DATA EXTRACT:
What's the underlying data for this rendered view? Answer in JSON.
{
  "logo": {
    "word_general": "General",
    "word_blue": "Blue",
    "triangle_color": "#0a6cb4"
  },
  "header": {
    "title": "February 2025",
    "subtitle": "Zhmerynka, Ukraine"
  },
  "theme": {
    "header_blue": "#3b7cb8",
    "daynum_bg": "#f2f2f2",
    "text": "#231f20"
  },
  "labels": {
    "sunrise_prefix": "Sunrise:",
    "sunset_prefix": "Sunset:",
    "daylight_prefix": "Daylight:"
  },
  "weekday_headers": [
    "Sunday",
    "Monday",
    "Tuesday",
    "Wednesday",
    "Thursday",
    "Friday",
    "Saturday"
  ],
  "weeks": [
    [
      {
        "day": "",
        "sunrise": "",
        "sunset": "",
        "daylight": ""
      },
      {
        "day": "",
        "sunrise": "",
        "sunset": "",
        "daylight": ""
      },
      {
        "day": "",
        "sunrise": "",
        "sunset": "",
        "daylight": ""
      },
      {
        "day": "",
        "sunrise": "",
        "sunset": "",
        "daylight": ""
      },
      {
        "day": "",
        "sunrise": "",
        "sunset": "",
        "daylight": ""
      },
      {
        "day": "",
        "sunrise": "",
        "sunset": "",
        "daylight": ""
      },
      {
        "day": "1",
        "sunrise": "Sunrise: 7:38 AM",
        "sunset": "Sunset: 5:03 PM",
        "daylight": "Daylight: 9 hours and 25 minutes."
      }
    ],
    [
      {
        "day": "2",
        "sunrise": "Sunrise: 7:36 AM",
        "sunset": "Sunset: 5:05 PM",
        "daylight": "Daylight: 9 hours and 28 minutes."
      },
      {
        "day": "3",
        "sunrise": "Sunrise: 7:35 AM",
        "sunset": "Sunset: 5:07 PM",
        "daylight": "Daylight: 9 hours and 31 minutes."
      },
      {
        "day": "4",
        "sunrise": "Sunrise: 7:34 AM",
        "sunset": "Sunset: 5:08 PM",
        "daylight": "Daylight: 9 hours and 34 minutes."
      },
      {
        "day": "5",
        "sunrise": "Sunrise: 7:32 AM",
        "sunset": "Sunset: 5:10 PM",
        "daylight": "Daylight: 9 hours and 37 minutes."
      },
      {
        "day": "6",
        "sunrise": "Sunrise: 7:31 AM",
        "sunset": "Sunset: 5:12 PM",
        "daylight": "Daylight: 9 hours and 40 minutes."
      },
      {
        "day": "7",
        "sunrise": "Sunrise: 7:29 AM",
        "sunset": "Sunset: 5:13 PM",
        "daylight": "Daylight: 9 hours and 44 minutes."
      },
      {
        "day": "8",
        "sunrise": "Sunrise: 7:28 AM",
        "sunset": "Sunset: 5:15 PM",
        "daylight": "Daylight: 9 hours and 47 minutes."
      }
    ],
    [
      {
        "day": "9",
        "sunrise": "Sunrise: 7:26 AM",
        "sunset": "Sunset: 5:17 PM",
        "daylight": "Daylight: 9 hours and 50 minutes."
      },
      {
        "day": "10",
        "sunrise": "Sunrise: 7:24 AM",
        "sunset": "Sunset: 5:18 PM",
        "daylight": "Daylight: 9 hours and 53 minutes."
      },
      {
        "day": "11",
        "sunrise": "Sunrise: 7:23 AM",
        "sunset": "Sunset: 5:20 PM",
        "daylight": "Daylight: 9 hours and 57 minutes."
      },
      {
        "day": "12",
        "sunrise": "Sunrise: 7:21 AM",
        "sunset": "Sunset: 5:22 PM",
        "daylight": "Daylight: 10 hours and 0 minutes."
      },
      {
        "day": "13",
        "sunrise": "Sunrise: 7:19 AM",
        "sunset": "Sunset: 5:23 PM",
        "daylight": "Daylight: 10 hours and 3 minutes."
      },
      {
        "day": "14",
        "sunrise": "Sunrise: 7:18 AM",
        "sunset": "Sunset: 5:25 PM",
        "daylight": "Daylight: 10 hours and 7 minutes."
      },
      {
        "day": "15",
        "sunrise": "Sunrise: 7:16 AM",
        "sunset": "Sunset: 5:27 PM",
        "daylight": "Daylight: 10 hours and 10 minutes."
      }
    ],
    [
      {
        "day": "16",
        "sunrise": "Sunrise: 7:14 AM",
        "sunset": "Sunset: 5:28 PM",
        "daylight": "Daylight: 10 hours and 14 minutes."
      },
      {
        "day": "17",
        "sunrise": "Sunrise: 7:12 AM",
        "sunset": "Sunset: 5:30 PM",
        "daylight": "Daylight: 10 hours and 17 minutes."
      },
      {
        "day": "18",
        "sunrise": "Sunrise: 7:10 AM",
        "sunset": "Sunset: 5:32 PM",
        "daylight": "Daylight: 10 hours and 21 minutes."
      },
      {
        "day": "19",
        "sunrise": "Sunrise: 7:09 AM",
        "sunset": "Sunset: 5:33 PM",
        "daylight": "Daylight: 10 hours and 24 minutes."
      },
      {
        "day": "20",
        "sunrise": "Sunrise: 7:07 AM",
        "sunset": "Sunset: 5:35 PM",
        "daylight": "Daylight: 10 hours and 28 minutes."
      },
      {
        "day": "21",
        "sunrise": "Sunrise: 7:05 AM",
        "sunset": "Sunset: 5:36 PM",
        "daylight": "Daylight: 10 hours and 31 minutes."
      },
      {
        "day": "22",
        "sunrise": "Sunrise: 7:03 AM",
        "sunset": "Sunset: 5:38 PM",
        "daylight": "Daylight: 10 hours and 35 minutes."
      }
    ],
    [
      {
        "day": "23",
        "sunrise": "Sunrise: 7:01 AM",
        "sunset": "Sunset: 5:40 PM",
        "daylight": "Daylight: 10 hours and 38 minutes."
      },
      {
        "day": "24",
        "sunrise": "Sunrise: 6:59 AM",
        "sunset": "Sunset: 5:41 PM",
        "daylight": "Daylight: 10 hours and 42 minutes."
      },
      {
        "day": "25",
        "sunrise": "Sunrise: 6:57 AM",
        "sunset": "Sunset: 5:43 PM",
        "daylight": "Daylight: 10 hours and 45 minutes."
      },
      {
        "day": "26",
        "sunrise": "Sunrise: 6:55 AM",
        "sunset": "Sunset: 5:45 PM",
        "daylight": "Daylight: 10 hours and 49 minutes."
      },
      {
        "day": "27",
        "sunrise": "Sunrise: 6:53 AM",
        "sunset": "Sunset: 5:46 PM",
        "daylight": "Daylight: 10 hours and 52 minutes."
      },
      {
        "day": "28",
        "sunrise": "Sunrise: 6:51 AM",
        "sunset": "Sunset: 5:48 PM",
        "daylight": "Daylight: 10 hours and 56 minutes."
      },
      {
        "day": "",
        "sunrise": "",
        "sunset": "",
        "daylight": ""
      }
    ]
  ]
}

EXERCISE INSTRUCTIONS: Reproduce the full listing word for word.

THE SOLUTION:
What's the underlying data for this rendered view? Answer in JSON.
{
  "logo": {
    "word_general": "General",
    "word_blue": "Blue",
    "triangle_color": "#0a6cb4"
  },
  "header": {
    "title": "February 2025",
    "subtitle": "Zhmerynka, Ukraine"
  },
  "theme": {
    "header_blue": "#3b7cb8",
    "daynum_bg": "#f2f2f2",
    "text": "#231f20"
  },
  "labels": {
    "sunrise_prefix": "Sunrise:",
    "sunset_prefix": "Sunset:",
    "daylight_prefix": "Daylight:"
  },
  "weekday_headers": [
    "Sunday",
    "Monday",
    "Tuesday",
    "Wednesday",
    "Thursday",
    "Friday",
    "Saturday"
  ],
  "weeks": [
    [
      {
        "day": "",
        "sunrise": "",
        "sunset": "",
        "daylight": ""
      },
      {
        "day": "",
        "sunrise": "",
        "sunset": "",
        "daylight": ""
      },
      {
        "day": "",
        "sunrise": "",
        "sunset": "",
        "daylight": ""
      },
      {
        "day": "",
        "sunrise": "",
        "sunset": "",
        "daylight": ""
      },
      {
        "day": "",
        "sunrise": "",
        "sunset": "",
        "daylight": ""
      },
      {
        "day": "",
        "sunrise": "",
        "sunset": "",
        "daylight": ""
      },
      {
        "day": "1",
        "sunrise": "Sunrise: 7:38 AM",
        "sunset": "Sunset: 5:03 PM",
        "daylight": "Daylight: 9 hours and 25 minutes."
      }
    ],
    [
      {
        "day": "2",
        "sunrise": "Sunrise: 7:36 AM",
        "sunset": "Sunset: 5:05 PM",
        "daylight": "Daylight: 9 hours and 28 minutes."
      },
      {
        "day": "3",
        "sunrise": "Sunrise: 7:35 AM",
        "sunset": "Sunset: 5:07 PM",
        "daylight": "Daylight: 9 hours and 31 minutes."
      },
      {
        "day": "4",
        "sunrise": "Sunrise: 7:34 AM",
        "sunset": "Sunset: 5:08 PM",
        "daylight": "Daylight: 9 hours and 34 minutes."
      },
      {
        "day": "5",
        "sunrise": "Sunrise: 7:32 AM",
        "sunset": "Sunset: 5:10 PM",
        "daylight": "Daylight: 9 hours and 37 minutes."
      },
      {
        "day": "6",
        "sunrise": "Sunrise: 7:31 AM",
        "sunset": "Sunset: 5:12 PM",
        "daylight": "Daylight: 9 hours and 40 minutes."
      },
      {
        "day": "7",
        "sunrise": "Sunrise: 7:29 AM",
        "sunset": "Sunset: 5:13 PM",
        "daylight": "Daylight: 9 hours and 44 minutes."
      },
      {
        "day": "8",
        "sunrise": "Sunrise: 7:28 AM",
        "sunset": "Sunset: 5:15 PM",
        "daylight": "Daylight: 9 hours and 47 minutes."
      }
    ],
    [
      {
        "day": "9",
        "sunrise": "Sunrise: 7:26 AM",
        "sunset": "Sunset: 5:17 PM",
        "daylight": "Daylight: 9 hours and 50 minutes."
      },
      {
        "day": "10",
        "sunrise": "Sunrise: 7:24 AM",
        "sunset": "Sunset: 5:18 PM",
        "daylight": "Daylight: 9 hours and 53 minutes."
      },
      {
        "day": "11",
        "sunrise": "Sunrise: 7:23 AM",
        "sunset": "Sunset: 5:20 PM",
        "daylight": "Daylight: 9 hours and 57 minutes."
      },
      {
        "day": "12",
        "sunrise": "Sunrise: 7:21 AM",
        "sunset": "Sunset: 5:22 PM",
        "daylight": "Daylight: 10 hours and 0 minutes."
      },
      {
        "day": "13",
        "sunrise": "Sunrise: 7:19 AM",
        "sunset": "Sunset: 5:23 PM",
        "daylight": "Daylight: 10 hours and 3 minutes."
      },
      {
        "day": "14",
        "sunrise": "Sunrise: 7:18 AM",
        "sunset": "Sunset: 5:25 PM",
        "daylight": "Daylight: 10 hours and 7 minutes."
      },
      {
        "day": "15",
        "sunrise": "Sunrise: 7:16 AM",
        "sunset": "Sunset: 5:27 PM",
        "daylight": "Daylight: 10 hours and 10 minutes."
      }
    ],
    [
      {
        "day": "16",
        "sunrise": "Sunrise: 7:14 AM",
        "sunset": "Sunset: 5:28 PM",
        "daylight": "Daylight: 10 hours and 14 minutes."
      },
      {
        "day": "17",
        "sunrise": "Sunrise: 7:12 AM",
        "sunset": "Sunset: 5:30 PM",
        "daylight": "Daylight: 10 hours and 17 minutes."
      },
      {
        "day": "18",
        "sunrise": "Sunrise: 7:10 AM",
        "sunset": "Sunset: 5:32 PM",
        "daylight": "Daylight: 10 hours and 21 minutes."
      },
      {
        "day": "19",
        "sunrise": "Sunrise: 7:09 AM",
        "sunset": "Sunset: 5:33 PM",
        "daylight": "Daylight: 10 hours and 24 minutes."
      },
      {
        "day": "20",
        "sunrise": "Sunrise: 7:07 AM",
        "sunset": "Sunset: 5:35 PM",
        "daylight": "Daylight: 10 hours and 28 minutes."
      },
      {
        "day": "21",
        "sunrise": "Sunrise: 7:05 AM",
        "sunset": "Sunset: 5:36 PM",
        "daylight": "Daylight: 10 hours and 31 minutes."
      },
      {
        "day": "22",
        "sunrise": "Sunrise: 7:03 AM",
        "sunset": "Sunset: 5:38 PM",
        "daylight": "Daylight: 10 hours and 35 minutes."
      }
    ],
    [
      {
        "day": "23",
        "sunrise": "Sunrise: 7:01 AM",
        "sunset": "Sunset: 5:40 PM",
        "daylight": "Daylight: 10 hours and 38 minutes."
      },
      {
        "day": "24",
        "sunrise": "Sunrise: 6:59 AM",
        "sunset": "Sunset: 5:41 PM",
        "daylight": "Daylight: 10 hours and 42 minutes."
      },
      {
        "day": "25",
        "sunrise": "Sunrise: 6:57 AM",
        "sunset": "Sunset: 5:43 PM",
        "daylight": "Daylight: 10 hours and 45 minutes."
      },
      {
        "day": "26",
        "sunrise": "Sunrise: 6:55 AM",
        "sunset": "Sunset: 5:45 PM",
        "daylight": "Daylight: 10 hours and 49 minutes."
      },
      {
        "day": "27",
        "sunrise": "Sunrise: 6:53 AM",
        "sunset": "Sunset: 5:46 PM",
        "daylight": "Daylight: 10 hours and 52 minutes."
      },
      {
        "day": "28",
        "sunrise": "Sunrise: 6:51 AM",
        "sunset": "Sunset: 5:48 PM",
        "daylight": "Daylight: 10 hours and 56 minutes."
      },
      {
        "day": "",
        "sunrise": "",
        "sunset": "",
        "daylight": ""
      }
    ]
  ]
}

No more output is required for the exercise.